■ GOAL OF THE EXERCISE:
Review the lines that follow and copy each one that contains the word "JSON".

■ RECORDS TO PROCESS:

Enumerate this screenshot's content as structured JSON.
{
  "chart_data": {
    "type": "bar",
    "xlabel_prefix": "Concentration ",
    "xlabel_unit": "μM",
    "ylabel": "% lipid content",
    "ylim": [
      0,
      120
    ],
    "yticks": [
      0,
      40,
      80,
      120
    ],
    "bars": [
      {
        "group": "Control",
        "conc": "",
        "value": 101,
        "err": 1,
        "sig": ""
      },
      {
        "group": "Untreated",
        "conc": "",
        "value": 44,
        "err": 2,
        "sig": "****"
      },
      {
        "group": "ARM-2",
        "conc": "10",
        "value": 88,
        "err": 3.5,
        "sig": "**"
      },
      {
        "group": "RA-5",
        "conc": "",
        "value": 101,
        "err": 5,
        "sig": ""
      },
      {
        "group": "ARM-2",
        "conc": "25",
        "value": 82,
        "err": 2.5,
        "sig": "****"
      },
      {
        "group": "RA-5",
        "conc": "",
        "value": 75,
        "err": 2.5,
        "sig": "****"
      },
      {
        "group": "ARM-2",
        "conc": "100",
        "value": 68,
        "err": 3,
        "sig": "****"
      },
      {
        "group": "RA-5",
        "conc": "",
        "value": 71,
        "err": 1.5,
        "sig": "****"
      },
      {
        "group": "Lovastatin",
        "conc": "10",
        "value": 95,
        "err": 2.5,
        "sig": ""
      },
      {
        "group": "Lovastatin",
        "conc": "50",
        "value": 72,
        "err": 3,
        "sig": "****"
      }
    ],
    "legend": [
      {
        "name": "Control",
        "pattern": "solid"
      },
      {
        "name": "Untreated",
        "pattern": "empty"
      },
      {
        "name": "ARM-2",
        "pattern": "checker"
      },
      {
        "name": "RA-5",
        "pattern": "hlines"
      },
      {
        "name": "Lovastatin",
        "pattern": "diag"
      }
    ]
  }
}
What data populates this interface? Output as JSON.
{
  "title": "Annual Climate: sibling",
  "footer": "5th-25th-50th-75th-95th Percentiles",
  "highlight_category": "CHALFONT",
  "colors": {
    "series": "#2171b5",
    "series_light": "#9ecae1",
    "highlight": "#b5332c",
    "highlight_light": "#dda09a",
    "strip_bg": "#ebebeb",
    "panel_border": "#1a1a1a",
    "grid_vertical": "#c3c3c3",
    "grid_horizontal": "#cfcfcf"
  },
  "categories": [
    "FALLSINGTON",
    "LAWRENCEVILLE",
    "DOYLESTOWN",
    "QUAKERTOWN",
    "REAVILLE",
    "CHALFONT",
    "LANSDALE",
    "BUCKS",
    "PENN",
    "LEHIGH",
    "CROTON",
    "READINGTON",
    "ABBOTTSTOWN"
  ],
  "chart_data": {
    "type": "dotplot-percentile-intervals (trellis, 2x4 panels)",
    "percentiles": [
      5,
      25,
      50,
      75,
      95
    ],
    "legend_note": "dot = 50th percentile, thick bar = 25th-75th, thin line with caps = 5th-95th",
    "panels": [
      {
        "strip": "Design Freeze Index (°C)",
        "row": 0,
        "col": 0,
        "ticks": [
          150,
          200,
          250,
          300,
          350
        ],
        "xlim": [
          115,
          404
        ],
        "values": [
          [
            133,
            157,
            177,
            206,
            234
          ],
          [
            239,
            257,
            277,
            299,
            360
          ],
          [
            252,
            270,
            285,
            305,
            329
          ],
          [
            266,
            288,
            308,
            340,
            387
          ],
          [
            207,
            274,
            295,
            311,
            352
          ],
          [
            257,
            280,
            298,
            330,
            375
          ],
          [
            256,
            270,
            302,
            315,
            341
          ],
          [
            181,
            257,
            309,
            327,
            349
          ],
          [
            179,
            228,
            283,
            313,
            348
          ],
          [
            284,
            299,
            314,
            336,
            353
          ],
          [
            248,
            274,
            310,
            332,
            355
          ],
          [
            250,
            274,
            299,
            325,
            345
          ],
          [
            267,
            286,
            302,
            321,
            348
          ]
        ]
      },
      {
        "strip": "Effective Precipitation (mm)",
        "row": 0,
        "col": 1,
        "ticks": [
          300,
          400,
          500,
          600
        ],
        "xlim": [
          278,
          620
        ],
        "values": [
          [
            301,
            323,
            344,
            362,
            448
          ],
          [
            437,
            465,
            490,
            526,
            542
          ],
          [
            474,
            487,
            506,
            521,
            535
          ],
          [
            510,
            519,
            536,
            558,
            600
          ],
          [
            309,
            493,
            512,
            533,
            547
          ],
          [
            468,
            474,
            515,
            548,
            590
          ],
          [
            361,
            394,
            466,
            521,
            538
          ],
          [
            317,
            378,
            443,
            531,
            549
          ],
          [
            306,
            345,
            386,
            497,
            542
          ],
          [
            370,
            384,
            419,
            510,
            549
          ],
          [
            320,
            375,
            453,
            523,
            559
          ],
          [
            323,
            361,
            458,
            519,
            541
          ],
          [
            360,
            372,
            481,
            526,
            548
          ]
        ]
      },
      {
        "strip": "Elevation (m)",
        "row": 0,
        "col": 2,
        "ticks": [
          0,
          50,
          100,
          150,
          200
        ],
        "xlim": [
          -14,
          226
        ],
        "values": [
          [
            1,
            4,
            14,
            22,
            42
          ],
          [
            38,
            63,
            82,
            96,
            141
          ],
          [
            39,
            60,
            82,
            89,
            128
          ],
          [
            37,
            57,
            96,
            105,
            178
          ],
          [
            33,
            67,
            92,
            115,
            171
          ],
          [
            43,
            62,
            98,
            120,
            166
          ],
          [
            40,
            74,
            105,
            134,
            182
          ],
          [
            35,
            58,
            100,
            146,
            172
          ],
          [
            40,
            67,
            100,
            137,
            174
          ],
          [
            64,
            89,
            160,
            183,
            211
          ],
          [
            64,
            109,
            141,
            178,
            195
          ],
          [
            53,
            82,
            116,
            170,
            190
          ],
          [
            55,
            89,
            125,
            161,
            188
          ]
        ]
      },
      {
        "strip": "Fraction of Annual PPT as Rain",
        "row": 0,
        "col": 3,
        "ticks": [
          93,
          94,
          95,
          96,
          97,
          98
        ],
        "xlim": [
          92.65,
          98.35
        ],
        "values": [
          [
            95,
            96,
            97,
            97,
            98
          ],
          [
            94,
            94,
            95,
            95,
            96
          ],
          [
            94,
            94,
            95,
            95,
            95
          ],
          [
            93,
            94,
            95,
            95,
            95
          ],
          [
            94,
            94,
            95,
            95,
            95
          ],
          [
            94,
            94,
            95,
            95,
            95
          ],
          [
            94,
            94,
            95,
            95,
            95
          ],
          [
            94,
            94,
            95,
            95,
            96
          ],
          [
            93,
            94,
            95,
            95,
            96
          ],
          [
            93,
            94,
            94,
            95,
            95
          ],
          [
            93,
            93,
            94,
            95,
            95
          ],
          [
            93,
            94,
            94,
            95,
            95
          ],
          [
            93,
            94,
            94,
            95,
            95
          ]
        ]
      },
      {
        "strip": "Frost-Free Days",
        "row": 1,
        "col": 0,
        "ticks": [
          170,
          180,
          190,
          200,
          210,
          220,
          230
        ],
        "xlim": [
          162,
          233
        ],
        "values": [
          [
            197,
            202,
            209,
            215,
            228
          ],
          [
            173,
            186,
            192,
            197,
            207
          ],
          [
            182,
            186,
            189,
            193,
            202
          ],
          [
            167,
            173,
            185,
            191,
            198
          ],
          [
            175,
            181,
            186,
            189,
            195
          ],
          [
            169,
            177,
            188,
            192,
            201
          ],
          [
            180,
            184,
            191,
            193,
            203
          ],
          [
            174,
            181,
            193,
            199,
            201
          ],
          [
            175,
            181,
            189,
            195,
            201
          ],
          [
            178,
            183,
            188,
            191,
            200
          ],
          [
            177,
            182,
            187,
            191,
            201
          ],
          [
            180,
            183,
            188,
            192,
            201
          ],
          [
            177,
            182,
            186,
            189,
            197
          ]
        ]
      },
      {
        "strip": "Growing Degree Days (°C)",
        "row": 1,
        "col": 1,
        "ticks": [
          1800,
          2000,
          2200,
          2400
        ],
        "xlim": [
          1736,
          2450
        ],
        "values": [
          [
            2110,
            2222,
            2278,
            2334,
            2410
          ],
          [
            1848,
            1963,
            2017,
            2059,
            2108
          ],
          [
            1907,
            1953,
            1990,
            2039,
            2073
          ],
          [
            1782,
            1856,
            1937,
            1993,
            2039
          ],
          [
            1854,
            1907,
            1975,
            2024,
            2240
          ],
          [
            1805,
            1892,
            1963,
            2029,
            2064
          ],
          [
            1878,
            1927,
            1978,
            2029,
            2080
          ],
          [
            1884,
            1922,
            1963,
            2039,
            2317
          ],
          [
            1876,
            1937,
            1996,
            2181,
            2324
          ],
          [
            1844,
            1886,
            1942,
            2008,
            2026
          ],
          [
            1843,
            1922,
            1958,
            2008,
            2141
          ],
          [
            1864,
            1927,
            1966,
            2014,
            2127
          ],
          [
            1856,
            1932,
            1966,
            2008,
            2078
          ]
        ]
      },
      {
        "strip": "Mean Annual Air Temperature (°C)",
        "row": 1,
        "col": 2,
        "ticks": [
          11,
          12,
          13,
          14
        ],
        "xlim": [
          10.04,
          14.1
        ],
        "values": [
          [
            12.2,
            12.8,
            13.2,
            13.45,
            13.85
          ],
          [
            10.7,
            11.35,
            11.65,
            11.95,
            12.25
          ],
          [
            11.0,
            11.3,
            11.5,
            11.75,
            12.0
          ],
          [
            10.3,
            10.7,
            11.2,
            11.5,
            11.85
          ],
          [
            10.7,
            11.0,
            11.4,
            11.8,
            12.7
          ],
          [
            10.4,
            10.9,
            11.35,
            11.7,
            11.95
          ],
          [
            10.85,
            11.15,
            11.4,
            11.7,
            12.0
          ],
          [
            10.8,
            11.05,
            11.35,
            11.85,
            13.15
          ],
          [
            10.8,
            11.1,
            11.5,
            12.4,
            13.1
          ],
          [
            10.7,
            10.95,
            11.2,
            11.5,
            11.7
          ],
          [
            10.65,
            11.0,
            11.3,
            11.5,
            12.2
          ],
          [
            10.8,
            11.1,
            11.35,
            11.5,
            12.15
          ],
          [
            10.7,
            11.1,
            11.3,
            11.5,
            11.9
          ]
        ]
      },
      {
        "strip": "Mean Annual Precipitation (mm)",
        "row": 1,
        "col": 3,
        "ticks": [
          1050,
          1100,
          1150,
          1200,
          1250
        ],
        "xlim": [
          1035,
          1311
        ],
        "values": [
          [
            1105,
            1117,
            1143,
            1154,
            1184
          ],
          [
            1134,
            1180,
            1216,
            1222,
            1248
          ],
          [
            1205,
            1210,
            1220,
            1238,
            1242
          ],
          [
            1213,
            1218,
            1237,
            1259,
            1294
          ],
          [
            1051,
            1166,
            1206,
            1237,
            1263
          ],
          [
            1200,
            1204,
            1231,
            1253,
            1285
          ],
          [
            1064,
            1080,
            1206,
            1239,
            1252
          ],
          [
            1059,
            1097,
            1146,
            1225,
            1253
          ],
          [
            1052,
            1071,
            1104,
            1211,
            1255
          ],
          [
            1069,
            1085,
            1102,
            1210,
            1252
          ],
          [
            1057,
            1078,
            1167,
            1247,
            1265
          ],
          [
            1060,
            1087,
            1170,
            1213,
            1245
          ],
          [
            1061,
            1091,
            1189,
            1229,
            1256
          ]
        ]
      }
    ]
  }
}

■ EXERCISE RESULT:
Enumerate this screenshot's content as structured JSON.
What data populates this interface? Output as JSON.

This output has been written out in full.